▸ **Stated task**:
Copy out each line that includes the word "малых".

▸ **Rows**:
>>>>
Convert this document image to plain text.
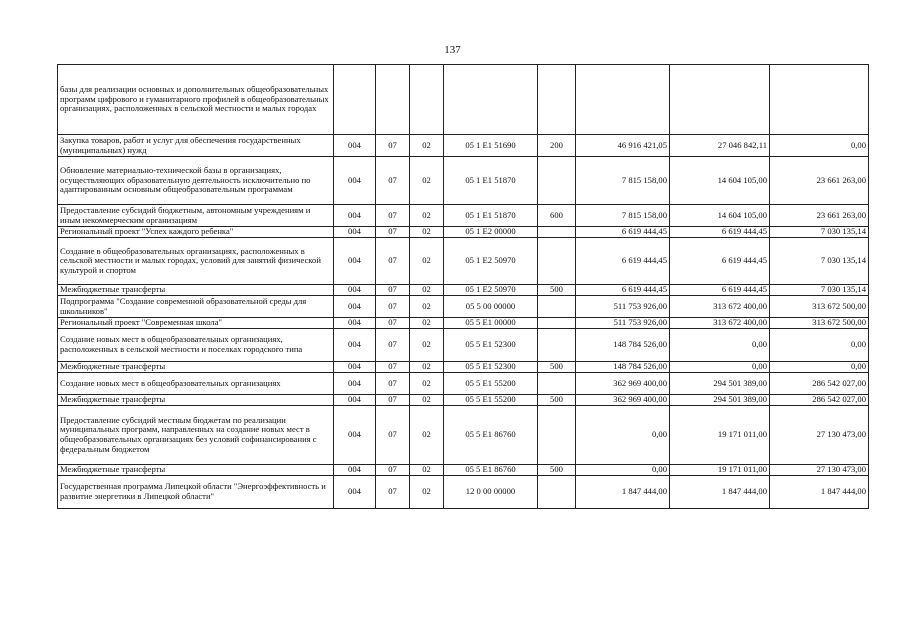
137
базы для реализации основных и дополнительных общеобразовательных программ цифрового и гуманитарного профилей в общеобразовательных организациях, расположенных в сельской местности и малых городах								
Закупка товаров, работ и услуг для обеспечения государственных (муниципальных) нужд	004	07	02	05 1 E1 51690	200	46 916 421,05	27 046 842,11	0,00
Обновление материально-технической базы в организациях, осуществляющих образовательную деятельность исключительно по адаптированным основным общеобразовательным программам	004	07	02	05 1 E1 51870		7 815 158,00	14 604 105,00	23 661 263,00
Предоставление субсидий бюджетным, автономным учреждениям и иным некоммерческим организациям	004	07	02	05 1 E1 51870	600	7 815 158,00	14 604 105,00	23 661 263,00
Региональный проект "Успех каждого ребенка"	004	07	02	05 1 E2 00000		6 619 444,45	6 619 444,45	7 030 135,14
Создание в общеобразовательных организациях, расположенных в сельской местности и малых городах, условий для занятий физической культурой и спортом	004	07	02	05 1 E2 50970		6 619 444,45	6 619 444,45	7 030 135,14
Межбюджетные трансферты	004	07	02	05 1 E2 50970	500	6 619 444,45	6 619 444,45	7 030 135,14
Подпрограмма "Создание современной образовательной среды для школьников"	004	07	02	05 5 00 00000		511 753 926,00	313 672 400,00	313 672 500,00
Региональный проект "Современная школа"	004	07	02	05 5 E1 00000		511 753 926,00	313 672 400,00	313 672 500,00
Создание новых мест в общеобразовательных организациях, расположенных в сельской местности и поселках городского типа	004	07	02	05 5 E1 52300		148 784 526,00	0,00	0,00
Межбюджетные трансферты	004	07	02	05 5 E1 52300	500	148 784 526,00	0,00	0,00
Создание новых мест в общеобразовательных организациях	004	07	02	05 5 E1 55200		362 969 400,00	294 501 389,00	286 542 027,00
Межбюджетные трансферты	004	07	02	05 5 E1 55200	500	362 969 400,00	294 501 389,00	286 542 027,00
Предоставление субсидий местным бюджетам по реализации муниципальных программ, направленных на создание новых мест в общеобразовательных организациях без условий софинансирования с федеральным бюджетом	004	07	02	05 5 E1 86760		0,00	19 171 011,00	27 130 473,00
Межбюджетные трансферты	004	07	02	05 5 E1 86760	500	0,00	19 171 011,00	27 130 473,00
Государственная программа Липецкой области "Энергоэффективность и развитие энергетики в Липецкой области"	004	07	02	12 0 00 00000		1 847 444,00	1 847 444,00	1 847 444,00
<<<<
▸ **Response to the exercise**:
базы для реализации основных и дополнительных общеобразовательных программ цифрового и гуманитарного профилей в общеобразовательных организациях, расположенных в сельской местности и малых городах								
Создание в общеобразовательных организациях, расположенных в сельской местности и малых городах, условий для занятий физической культурой и спортом	004	07	02	05 1 E2 50970		6 619 444,45	6 619 444,45	7 030 135,14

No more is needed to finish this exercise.